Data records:
───

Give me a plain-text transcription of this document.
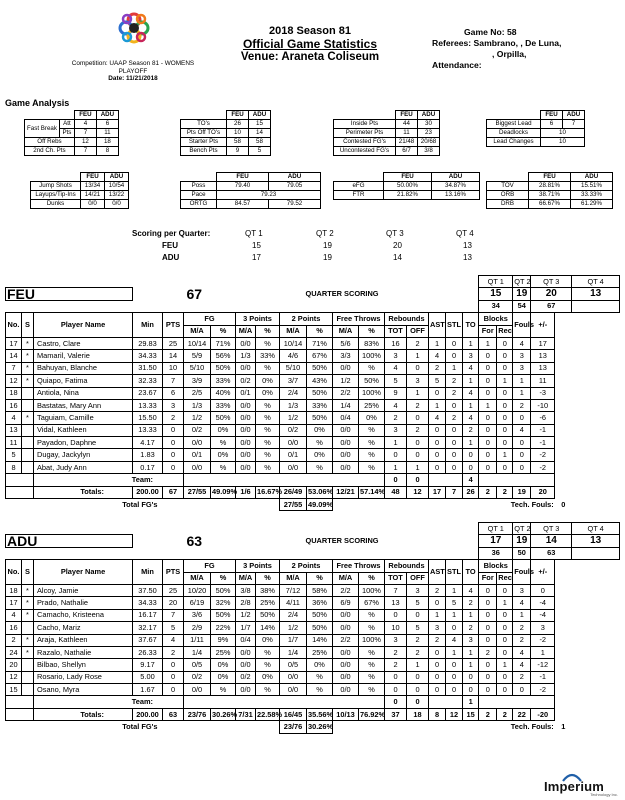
Competition: UAAP Season 81 - WOMENS PLAYOFF
Date: 11/21/2018
2018 Season 81
Official Game Statistics
Venue: Araneta Coliseum
Game No: 58
Referees: Sambrano, , De Luna,
, Orpilla,
Attendance:
Game Analysis
		FEU	ADU
Fast Break	Att	4	6
	Pts	7	11
Off Rebs		12	18
2nd Ch. Pts		7	8
	FEU	ADU
TO's	26	15
Pts Off TO's	10	14
Starter Pts	58	58
Bench Pts	9	5
	FEU	ADU
Inside Pts	44	30
Perimeter Pts	11	23
Contested FG's	21/48	20/68
Uncontested FG's	6/7	3/8
	FEU	ADU
Biggest Lead	6	7
Deadlocks	10	
Lead Changes	10	
	FEU	ADU
Jump Shots	13/34	10/54
Layups/Tip-Ins	14/21	13/22
Dunks	0/0	0/0
	FEU	ADU
Poss	79.40	79.05
Pace	79.23	
ORTG	84.57	79.52
	FEU	ADU
eFG	50.00%	34.87%
FTR	21.82%	13.16%
	FEU	ADU
TOV	28.81%	15.51%
ORB	38.71%	33.33%
DRB	66.67%	61.29%
Scoring per Quarter:	QT 1	QT 2	QT 3	QT 4
FEU	15	19	20	13
ADU	17	19	14	13
																		QT 1		QT 2	QT 3		QT 4
FEU			67					QUARTER SCORING										15		19	20		13
																		34		54	67		
No.	S	Player Name	Min	PTS	FG		3 Points		2 Points		Free Throws		Rebounds		AST	STL	TO	Blocks		Fouls	+/-		
					M/A	%	M/A	%	M/A	%	M/A	%	TOT	OFF				For	Rec				
17	*	Castro, Clare	29.83	25	10/14	71%	0/0	%	10/14	71%	5/6	83%	16	2	1	0	1	1	0	4	17		
14	*	Mamaril, Valerie	34.33	14	5/9	56%	1/3	33%	4/6	67%	3/3	100%	3	1	4	0	3	0	0	3	13		
7	*	Bahuyan, Blanche	31.50	10	5/10	50%	0/0	%	5/10	50%	0/0	%	4	0	2	1	4	0	0	3	13		
12	*	Quiapo, Fatima	32.33	7	3/9	33%	0/2	0%	3/7	43%	1/2	50%	5	3	5	2	1	0	1	1	11		
18		Antiola, Nina	23.67	6	2/5	40%	0/1	0%	2/4	50%	2/2	100%	9	1	0	2	4	0	0	1	-3		
16		Bastatas, Mary Ann	13.33	3	1/3	33%	0/0	%	1/3	33%	1/4	25%	4	2	1	0	1	1	0	2	-10		
4	*	Taguiam, Camille	15.50	2	1/2	50%	0/0	%	1/2	50%	0/4	0%	2	0	4	2	4	0	0	0	-6		
13		Vidal, Kathleen	13.33	0	0/2	0%	0/0	%	0/2	0%	0/0	%	3	2	0	0	2	0	0	4	-1		
11		Payadon, Daphne	4.17	0	0/0	%	0/0	%	0/0	%	0/0	%	1	0	0	0	1	0	0	0	-1		
5		Dugay, Jackylyn	1.83	0	0/1	0%	0/0	%	0/1	0%	0/0	%	0	0	0	0	0	0	1	0	-2		
8		Abat, Judy Ann	0.17	0	0/0	%	0/0	%	0/0	%	0/0	%	1	1	0	0	0	0	0	0	-2		
		Team:											0	0			4						
		Totals:	200.00	67	27/55	49.09%	1/6	16.67%	26/49	53.06%	12/21	57.14%	48	12	17	7	26	2	2	19	20		
Total FG's									27/55	49.09%							Tech. Fouls:					0	
																		QT 1		QT 2	QT 3		QT 4
ADU			63					QUARTER SCORING										17		19	14		13
																		36		50	63		
No.	S	Player Name	Min	PTS	FG		3 Points		2 Points		Free Throws		Rebounds		AST	STL	TO	Blocks		Fouls	+/-		
					M/A	%	M/A	%	M/A	%	M/A	%	TOT	OFF				For	Rec				
18	*	Alcoy, Jamie	37.50	25	10/20	50%	3/8	38%	7/12	58%	2/2	100%	7	3	2	1	4	0	0	3	0		
17	*	Prado, Nathalie	34.33	20	6/19	32%	2/8	25%	4/11	36%	6/9	67%	13	5	0	5	2	0	1	4	-4		
4	*	Camacho, Kristeena	16.17	7	3/6	50%	1/2	50%	2/4	50%	0/0	%	0	0	1	1	1	0	0	1	-4		
16		Cacho, Mariz	32.17	5	2/9	22%	1/7	14%	1/2	50%	0/0	%	10	5	3	0	2	0	0	2	3		
2	*	Araja, Kathleen	37.67	4	1/11	9%	0/4	0%	1/7	14%	2/2	100%	3	2	2	4	3	0	0	2	-2		
24	*	Razalo, Nathalie	26.33	2	1/4	25%	0/0	%	1/4	25%	0/0	%	2	2	0	1	1	2	0	4	1		
20		Bilbao, Shellyn	9.17	0	0/5	0%	0/0	%	0/5	0%	0/0	%	2	1	0	0	1	0	1	4	-12		
12		Rosario, Lady Rose	5.00	0	0/2	0%	0/2	0%	0/0	%	0/0	%	0	0	0	0	0	0	0	2	-1		
15		Osano, Myra	1.67	0	0/0	%	0/0	%	0/0	%	0/0	%	0	0	0	0	0	0	0	0	-2		
		Team:											0	0			1						
		Totals:	200.00	63	23/76	30.26%	7/31	22.58%	16/45	35.56%	10/13	76.92%	37	18	8	12	15	2	2	22	-20		
Total FG's									23/76	30.26%							Tech. Fouls:					1	
Imperium
Technology Inc.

───

Go back to the records above and write them out exactly, without the pictures.

■ ANSWER IN FULL:
Give me a plain-text transcription of this document.
Competition: UAAP Season 81 - WOMENS PLAYOFF
Date: 11/21/2018
2018 Season 81
Official Game Statistics
Venue: Araneta Coliseum
Game No: 58
Referees: Sambrano, , De Luna,
, Orpilla,
Attendance:
Game Analysis
		FEU	ADU
Fast Break	Att	4	6
	Pts	7	11
Off Rebs		12	18
2nd Ch. Pts		7	8
	FEU	ADU
TO's	26	15
Pts Off TO's	10	14
Starter Pts	58	58
Bench Pts	9	5
	FEU	ADU
Inside Pts	44	30
Perimeter Pts	11	23
Contested FG's	21/48	20/68
Uncontested FG's	6/7	3/8
	FEU	ADU
Biggest Lead	6	7
Deadlocks	10	
Lead Changes	10	
	FEU	ADU
Jump Shots	13/34	10/54
Layups/Tip-Ins	14/21	13/22
Dunks	0/0	0/0
	FEU	ADU
Poss	79.40	79.05
Pace	79.23	
ORTG	84.57	79.52
	FEU	ADU
eFG	50.00%	34.87%
FTR	21.82%	13.16%
	FEU	ADU
TOV	28.81%	15.51%
ORB	38.71%	33.33%
DRB	66.67%	61.29%
Scoring per Quarter:	QT 1	QT 2	QT 3	QT 4
FEU	15	19	20	13
ADU	17	19	14	13
																		QT 1		QT 2	QT 3		QT 4
FEU			67					QUARTER SCORING										15		19	20		13
																		34		54	67		
No.	S	Player Name	Min	PTS	FG		3 Points		2 Points		Free Throws		Rebounds		AST	STL	TO	Blocks		Fouls	+/-		
					M/A	%	M/A	%	M/A	%	M/A	%	TOT	OFF				For	Rec				
17	*	Castro, Clare	29.83	25	10/14	71%	0/0	%	10/14	71%	5/6	83%	16	2	1	0	1	1	0	4	17		
14	*	Mamaril, Valerie	34.33	14	5/9	56%	1/3	33%	4/6	67%	3/3	100%	3	1	4	0	3	0	0	3	13		
7	*	Bahuyan, Blanche	31.50	10	5/10	50%	0/0	%	5/10	50%	0/0	%	4	0	2	1	4	0	0	3	13		
12	*	Quiapo, Fatima	32.33	7	3/9	33%	0/2	0%	3/7	43%	1/2	50%	5	3	5	2	1	0	1	1	11		
18		Antiola, Nina	23.67	6	2/5	40%	0/1	0%	2/4	50%	2/2	100%	9	1	0	2	4	0	0	1	-3		
16		Bastatas, Mary Ann	13.33	3	1/3	33%	0/0	%	1/3	33%	1/4	25%	4	2	1	0	1	1	0	2	-10		
4	*	Taguiam, Camille	15.50	2	1/2	50%	0/0	%	1/2	50%	0/4	0%	2	0	4	2	4	0	0	0	-6		
13		Vidal, Kathleen	13.33	0	0/2	0%	0/0	%	0/2	0%	0/0	%	3	2	0	0	2	0	0	4	-1		
11		Payadon, Daphne	4.17	0	0/0	%	0/0	%	0/0	%	0/0	%	1	0	0	0	1	0	0	0	-1		
5		Dugay, Jackylyn	1.83	0	0/1	0%	0/0	%	0/1	0%	0/0	%	0	0	0	0	0	0	1	0	-2		
8		Abat, Judy Ann	0.17	0	0/0	%	0/0	%	0/0	%	0/0	%	1	1	0	0	0	0	0	0	-2		
		Team:											0	0			4						
		Totals:	200.00	67	27/55	49.09%	1/6	16.67%	26/49	53.06%	12/21	57.14%	48	12	17	7	26	2	2	19	20		
Total FG's									27/55	49.09%							Tech. Fouls:					0	
																		QT 1		QT 2	QT 3		QT 4
ADU			63					QUARTER SCORING										17		19	14		13
																		36		50	63		
No.	S	Player Name	Min	PTS	FG		3 Points		2 Points		Free Throws		Rebounds		AST	STL	TO	Blocks		Fouls	+/-		
					M/A	%	M/A	%	M/A	%	M/A	%	TOT	OFF				For	Rec				
18	*	Alcoy, Jamie	37.50	25	10/20	50%	3/8	38%	7/12	58%	2/2	100%	7	3	2	1	4	0	0	3	0		
17	*	Prado, Nathalie	34.33	20	6/19	32%	2/8	25%	4/11	36%	6/9	67%	13	5	0	5	2	0	1	4	-4		
4	*	Camacho, Kristeena	16.17	7	3/6	50%	1/2	50%	2/4	50%	0/0	%	0	0	1	1	1	0	0	1	-4		
16		Cacho, Mariz	32.17	5	2/9	22%	1/7	14%	1/2	50%	0/0	%	10	5	3	0	2	0	0	2	3		
2	*	Araja, Kathleen	37.67	4	1/11	9%	0/4	0%	1/7	14%	2/2	100%	3	2	2	4	3	0	0	2	-2		
24	*	Razalo, Nathalie	26.33	2	1/4	25%	0/0	%	1/4	25%	0/0	%	2	2	0	1	1	2	0	4	1		
20		Bilbao, Shellyn	9.17	0	0/5	0%	0/0	%	0/5	0%	0/0	%	2	1	0	0	1	0	1	4	-12		
12		Rosario, Lady Rose	5.00	0	0/2	0%	0/2	0%	0/0	%	0/0	%	0	0	0	0	0	0	0	2	-1		
15		Osano, Myra	1.67	0	0/0	%	0/0	%	0/0	%	0/0	%	0	0	0	0	0	0	0	0	-2		
		Team:											0	0			1						
		Totals:	200.00	63	23/76	30.26%	7/31	22.58%	16/45	35.56%	10/13	76.92%	37	18	8	12	15	2	2	22	-20		
Total FG's									23/76	30.26%							Tech. Fouls:					1	
Imperium
Technology Inc.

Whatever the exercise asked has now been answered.